▶ [Provided records]:
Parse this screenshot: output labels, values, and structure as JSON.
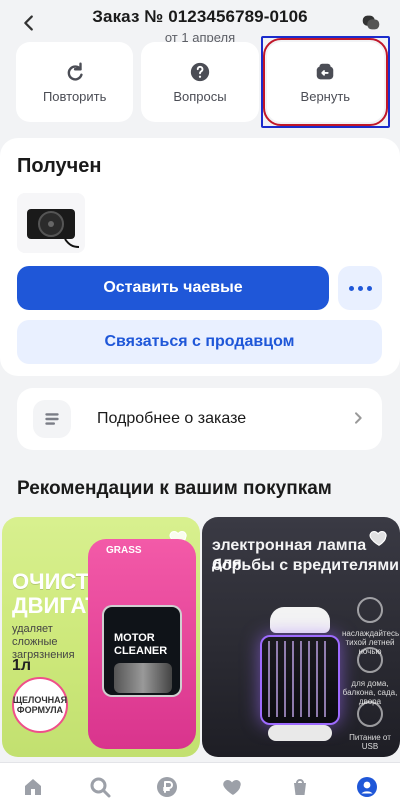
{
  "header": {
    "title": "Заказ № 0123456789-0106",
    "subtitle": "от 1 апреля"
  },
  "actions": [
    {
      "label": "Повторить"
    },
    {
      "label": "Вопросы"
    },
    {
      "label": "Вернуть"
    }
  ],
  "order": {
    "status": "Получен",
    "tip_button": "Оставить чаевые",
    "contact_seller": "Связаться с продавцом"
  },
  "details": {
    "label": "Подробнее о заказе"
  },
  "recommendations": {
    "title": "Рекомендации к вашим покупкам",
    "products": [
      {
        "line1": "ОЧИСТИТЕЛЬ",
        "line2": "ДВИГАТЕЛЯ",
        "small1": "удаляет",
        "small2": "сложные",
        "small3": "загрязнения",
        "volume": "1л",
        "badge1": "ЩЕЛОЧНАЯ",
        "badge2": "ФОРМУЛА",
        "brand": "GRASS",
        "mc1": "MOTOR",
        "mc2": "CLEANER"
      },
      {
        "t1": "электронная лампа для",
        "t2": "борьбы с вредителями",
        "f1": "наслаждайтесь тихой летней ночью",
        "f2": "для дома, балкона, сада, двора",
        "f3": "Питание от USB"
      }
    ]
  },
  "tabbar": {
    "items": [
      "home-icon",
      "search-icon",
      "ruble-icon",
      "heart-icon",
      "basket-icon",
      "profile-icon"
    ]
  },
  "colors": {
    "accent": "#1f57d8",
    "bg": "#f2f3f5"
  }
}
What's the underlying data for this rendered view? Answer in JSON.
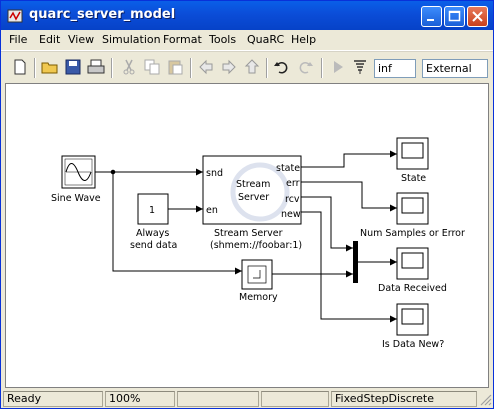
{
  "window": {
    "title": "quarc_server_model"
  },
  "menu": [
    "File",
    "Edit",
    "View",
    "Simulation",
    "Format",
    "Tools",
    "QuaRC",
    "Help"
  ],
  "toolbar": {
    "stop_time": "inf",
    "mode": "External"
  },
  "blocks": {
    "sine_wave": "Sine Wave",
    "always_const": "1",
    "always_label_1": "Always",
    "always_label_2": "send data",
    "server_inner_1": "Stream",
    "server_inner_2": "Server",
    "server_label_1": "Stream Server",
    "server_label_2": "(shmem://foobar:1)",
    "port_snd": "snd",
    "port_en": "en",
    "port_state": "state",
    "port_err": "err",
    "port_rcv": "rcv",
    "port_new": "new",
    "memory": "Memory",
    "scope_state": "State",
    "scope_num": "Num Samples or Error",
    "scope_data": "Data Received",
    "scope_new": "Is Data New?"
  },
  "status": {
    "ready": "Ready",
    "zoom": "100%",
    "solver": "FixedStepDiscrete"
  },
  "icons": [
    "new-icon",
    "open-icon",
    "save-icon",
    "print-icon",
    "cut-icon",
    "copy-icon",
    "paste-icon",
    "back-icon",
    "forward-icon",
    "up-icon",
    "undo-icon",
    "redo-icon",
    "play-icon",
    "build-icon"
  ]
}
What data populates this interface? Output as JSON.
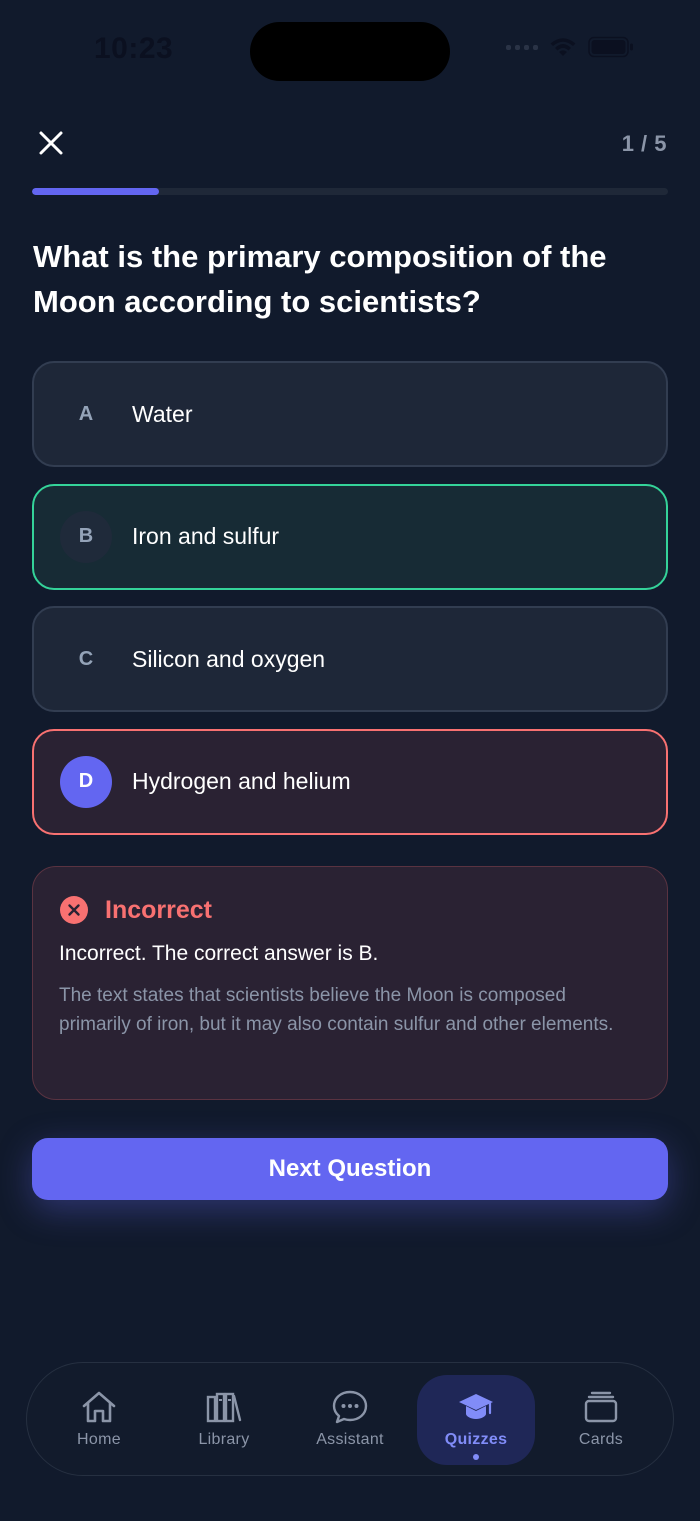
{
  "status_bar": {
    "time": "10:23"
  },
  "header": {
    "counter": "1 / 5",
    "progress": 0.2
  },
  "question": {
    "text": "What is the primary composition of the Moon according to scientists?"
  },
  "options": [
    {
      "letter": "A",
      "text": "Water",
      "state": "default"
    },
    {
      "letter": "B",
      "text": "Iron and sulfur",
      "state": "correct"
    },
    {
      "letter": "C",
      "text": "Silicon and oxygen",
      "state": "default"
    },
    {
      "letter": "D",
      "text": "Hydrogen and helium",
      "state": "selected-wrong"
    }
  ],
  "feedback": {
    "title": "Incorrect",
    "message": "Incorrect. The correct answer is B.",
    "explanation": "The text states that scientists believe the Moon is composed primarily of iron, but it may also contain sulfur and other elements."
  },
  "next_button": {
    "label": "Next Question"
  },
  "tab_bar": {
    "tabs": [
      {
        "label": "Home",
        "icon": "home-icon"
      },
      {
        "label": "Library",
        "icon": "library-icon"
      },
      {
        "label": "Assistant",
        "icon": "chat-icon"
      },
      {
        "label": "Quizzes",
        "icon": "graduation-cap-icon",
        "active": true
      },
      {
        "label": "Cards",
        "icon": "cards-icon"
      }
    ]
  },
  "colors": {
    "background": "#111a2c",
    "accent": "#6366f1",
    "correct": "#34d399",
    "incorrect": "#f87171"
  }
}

...

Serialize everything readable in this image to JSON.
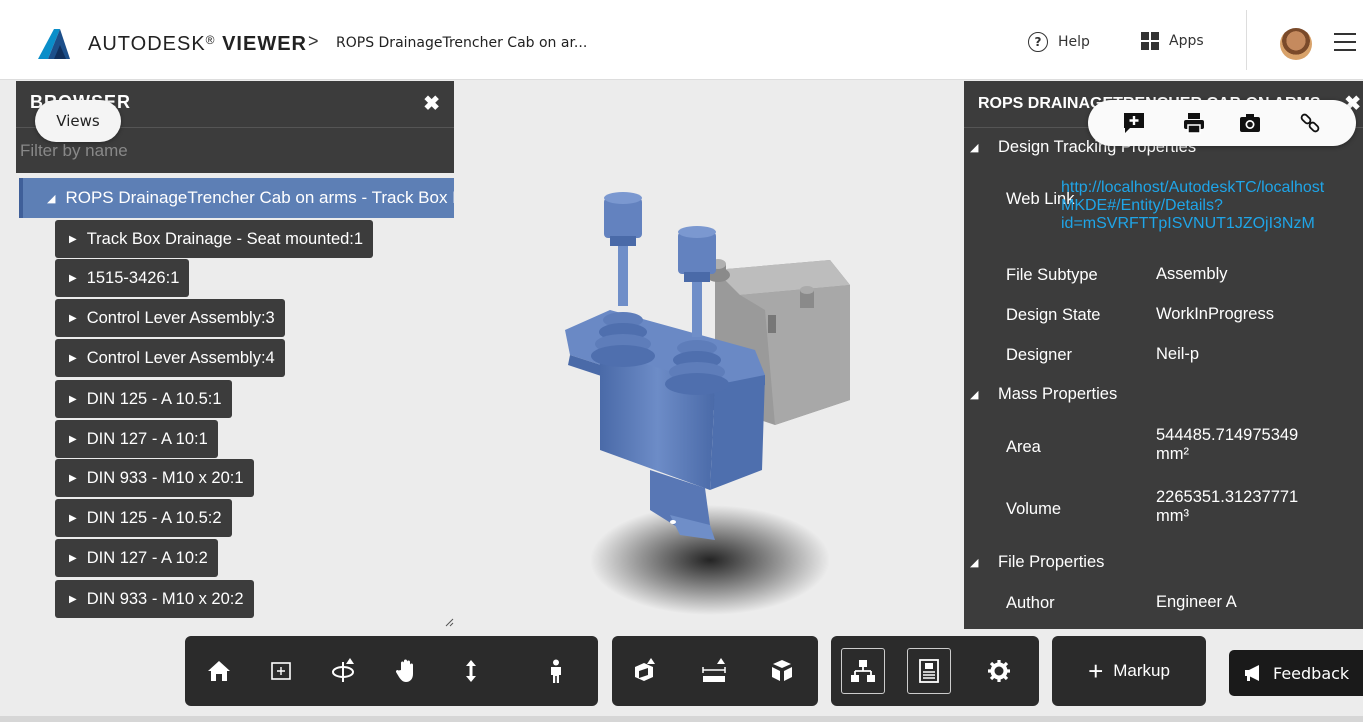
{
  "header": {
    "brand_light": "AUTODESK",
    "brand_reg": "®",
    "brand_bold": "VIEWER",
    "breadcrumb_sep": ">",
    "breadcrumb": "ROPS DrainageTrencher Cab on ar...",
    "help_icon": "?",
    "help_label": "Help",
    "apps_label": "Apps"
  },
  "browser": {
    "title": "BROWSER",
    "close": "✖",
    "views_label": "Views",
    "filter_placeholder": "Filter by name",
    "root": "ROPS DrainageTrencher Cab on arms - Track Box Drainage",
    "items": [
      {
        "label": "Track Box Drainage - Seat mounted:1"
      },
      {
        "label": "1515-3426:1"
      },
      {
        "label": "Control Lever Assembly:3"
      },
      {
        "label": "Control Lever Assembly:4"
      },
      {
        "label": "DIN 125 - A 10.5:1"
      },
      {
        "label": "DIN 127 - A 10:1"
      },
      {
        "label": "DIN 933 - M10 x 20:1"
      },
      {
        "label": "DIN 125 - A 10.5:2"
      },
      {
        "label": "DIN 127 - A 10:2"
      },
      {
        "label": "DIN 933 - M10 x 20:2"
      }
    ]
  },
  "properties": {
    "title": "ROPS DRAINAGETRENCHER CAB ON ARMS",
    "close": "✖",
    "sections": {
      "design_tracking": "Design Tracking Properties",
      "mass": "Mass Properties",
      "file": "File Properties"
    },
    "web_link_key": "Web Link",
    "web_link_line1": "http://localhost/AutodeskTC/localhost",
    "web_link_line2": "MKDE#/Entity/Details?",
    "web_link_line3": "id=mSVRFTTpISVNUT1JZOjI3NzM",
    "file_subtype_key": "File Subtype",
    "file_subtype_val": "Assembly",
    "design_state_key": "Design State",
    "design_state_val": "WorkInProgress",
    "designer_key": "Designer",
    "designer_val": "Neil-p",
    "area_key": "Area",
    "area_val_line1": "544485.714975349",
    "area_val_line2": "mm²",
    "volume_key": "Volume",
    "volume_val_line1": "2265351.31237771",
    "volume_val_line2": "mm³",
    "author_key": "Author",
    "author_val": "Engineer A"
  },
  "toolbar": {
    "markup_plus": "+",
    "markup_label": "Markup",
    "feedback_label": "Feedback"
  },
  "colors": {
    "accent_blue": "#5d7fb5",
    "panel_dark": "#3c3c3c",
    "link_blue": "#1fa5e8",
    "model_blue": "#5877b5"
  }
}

▶ [Your task]: Gather each line of the listing containing the word "Lever" and show it.

▶ [Task answer]:
        "label": "Control Lever Assembly:3"
        "label": "Control Lever Assembly:4"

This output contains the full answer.